TEXT BLOCK:
To make the cauliflower purée add the milk to a saucepan and bring to the boil, add the cauliflower florets and simmer for 5 minutes, drain, keeping a little of the milk. Blend the cauliflower to a purée adding a little of the reserved milk if it is too thick, season with salt and milled pepper. Place the scallops on a plate and sprinkle over the curry powder then leave to one side.

For the curry oil simply place the olive oil and curry powder in a small pan and gently heat until you can smell the curry aroma. Cook the pancetta until crisp under a hot grill, cool then finely chop.

For the risotto gently fry the onion in 1tbsp of the olive oil until soft but not coloured. Add the garlic and cook for 1 minute followed by the rice and continue frying gently for a further minute before adding the white wine. Once the wine has absorbed start adding the vegetable stock a ladle at a time. Keep adding the stock a little at a time until the rice is almost cooked but still a little crunchy, then add the cauliflower purée and continue cooking. Finally add the samphire, parmesan cheese, a little salt and milled pepper then finish with the chilled butter to enrich the dish.

WHAT YOU ARE ASKED TO DO:
Write the next part of the scallop and cauliflower risotto recipe, picking up right after the final step shown.

EXTRACTED RECORDS:
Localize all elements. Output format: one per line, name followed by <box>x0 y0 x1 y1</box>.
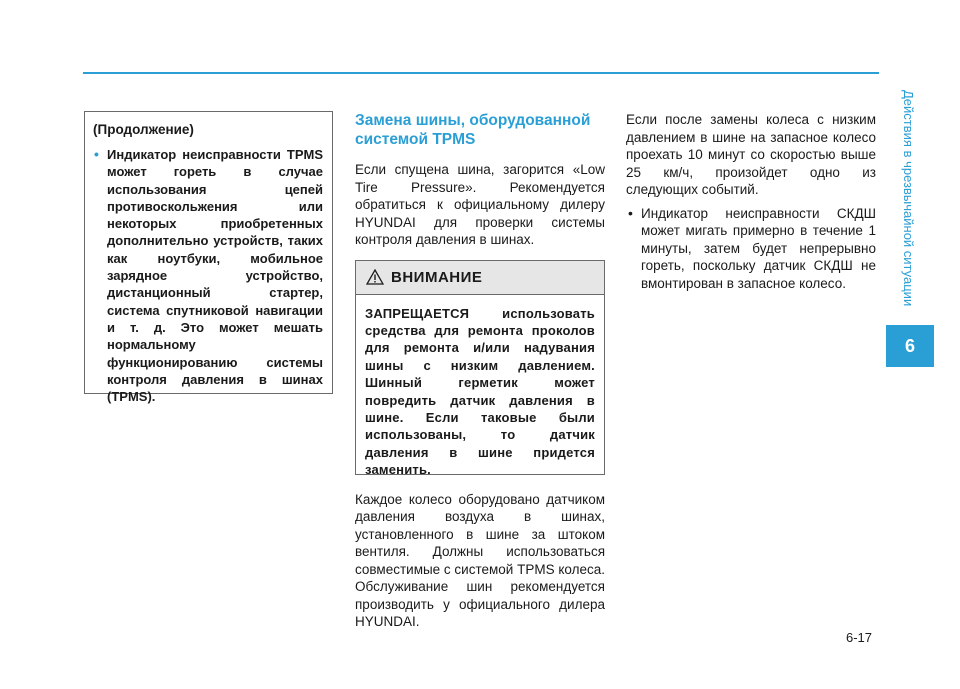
header-rule <box>83 72 879 74</box>
warning-header <box>356 261 604 295</box>
list-item <box>626 205 876 293</box>
continued-title: (Продолжение) <box>93 122 194 137</box>
indicator-note: Индикатор неисправности СКДШ может мигать примерно в течение 1 минуты, затем будет непрерывно гореть, поскольку датчик СКДШ не вмонтирован в запасное колесо. <box>641 205 876 291</box>
warning-text: ЗАПРЕЩАЕТСЯ использовать средства для ремонта проколов для ремонта и/или надувания шины с низким давлением. Шинный герметик может повредить датчик давления в шине. Если таковые были использованы, то датчик давления в шине придется заменить. <box>365 305 595 478</box>
spare-wheel-paragraph: Если после замены колеса с низким давлением в шине на запасное колесо проехать 10 минут со скоростью выше 25 км/ч, произойдет одно из следующих событий. <box>626 112 876 197</box>
warning-title: ВНИМАНИЕ <box>391 268 483 286</box>
page-number: 6-17 <box>846 630 873 645</box>
intro-paragraph: Если спущена шина, загорится «Low Tire Pressure». Рекомендуется обратиться к официальному дилеру HYUNDAI для проверки системы контроля давления в шинах. <box>355 162 605 247</box>
continued-text: Индикатор неисправности TPMS может гореть в случае использования цепей противоскольжения или некоторых приобретенных дополнительно устройств, таких как ноутбуки, мобильное зарядное устройство, дистанционный стартер, система спутниковой навигации и т. д. Это может мешать нормальному функционированию системы контроля давления в шинах (TPMS). <box>107 147 323 405</box>
warning-box <box>355 260 605 478</box>
list-item <box>93 146 323 405</box>
chapter-badge: 6 <box>886 325 934 367</box>
continued-box <box>84 111 333 405</box>
bullet-icon: • <box>94 146 99 162</box>
middle-column <box>355 111 605 631</box>
sensor-paragraph: Каждое колесо оборудовано датчиком давления воздуха в шинах, установленного в шине за штоком вентиля. Должны использоваться совместимые с системой TPMS колеса. Обслуживание шин рекомендуется производить у официального дилера HYUNDAI. <box>355 491 606 629</box>
warning-triangle-icon <box>366 269 384 285</box>
page-title: Замена шины, оборудованной системой TPMS <box>355 112 591 148</box>
right-column <box>626 111 876 292</box>
bullet-icon: • <box>628 204 633 221</box>
section-title: Действия в чрезвычайной ситуации <box>901 90 916 307</box>
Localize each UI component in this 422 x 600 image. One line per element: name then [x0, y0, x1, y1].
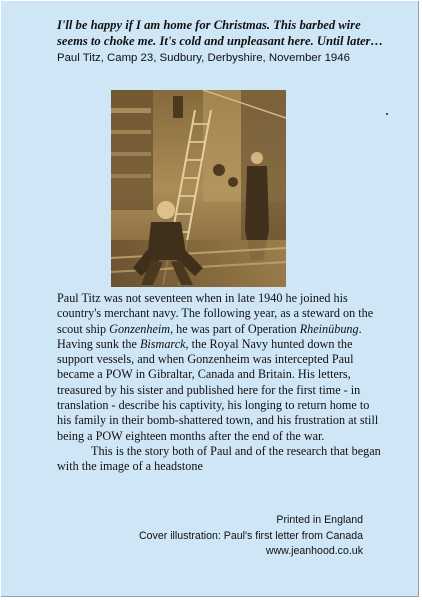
- italic-term: Bismarck,: [139, 336, 189, 351]
- speck: [386, 113, 388, 115]
- book-back-cover: [1, 1, 419, 597]
- quote-attribution: Paul Titz, Camp 23, Sudbury, Derbyshire, November 1946: [57, 52, 350, 64]
- italic-term: Rheinübung: [299, 321, 359, 336]
- text-run: he was part of Operation: [173, 321, 300, 336]
- quote-text: I'll be happy if I am home for Christmas. This barbed wire seems to choke me. It's cold and unpleasant here. Until later…: [57, 18, 384, 48]
- website-url: www.jeanhood.co.uk: [265, 545, 363, 557]
- italic-term: Gonzenheim,: [109, 321, 174, 336]
- printed-in: Printed in England: [276, 514, 363, 526]
- text-run: the Royal Navy hunted down the support vessels, and when Gonzenheim was intercepted Paul became a POW in Gibraltar, Canada and Britain. His letters, treasured by his sister and published here for the first time - in translation - describe his captivity, his longing to return home to his family in their bomb-shattered town, and his frustration at still being a POW eighteen months after the end of the war.: [57, 336, 379, 443]
- blurb-paragraph-1: [57, 291, 383, 444]
- text-run: . Having sunk the: [57, 321, 362, 351]
- blurb-text: [57, 291, 383, 475]
- photo-illustration: [111, 90, 286, 287]
- blurb-paragraph-2: This is the story both of Paul and of the research that began with the image of a headstone: [57, 443, 381, 474]
- publication-info: [139, 513, 363, 560]
- cover-illustration-credit: Cover illustration: Paul's first letter from Canada: [139, 529, 363, 542]
- sepia-photograph: [111, 90, 286, 287]
- text-run: Paul Titz was not seventeen when in late 1940 he joined his country's merchant navy. The following year, as a steward on the scout ship: [57, 291, 374, 336]
- epigraph-quote: [57, 17, 387, 66]
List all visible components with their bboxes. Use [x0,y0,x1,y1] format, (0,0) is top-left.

THE REPLY:
Pan fry the scallops in a hot frying pan in the remaining olive oil until a nice golden colour is achieved on both sides. Make sure they are cooked through, depending on the size of your scallops this would normally be 1 minute on each side.

To serve, divide the risotto between your plates, top with the scallops, drizzle over a little of the curry oil and finish with the little pieces of crispy pancetta.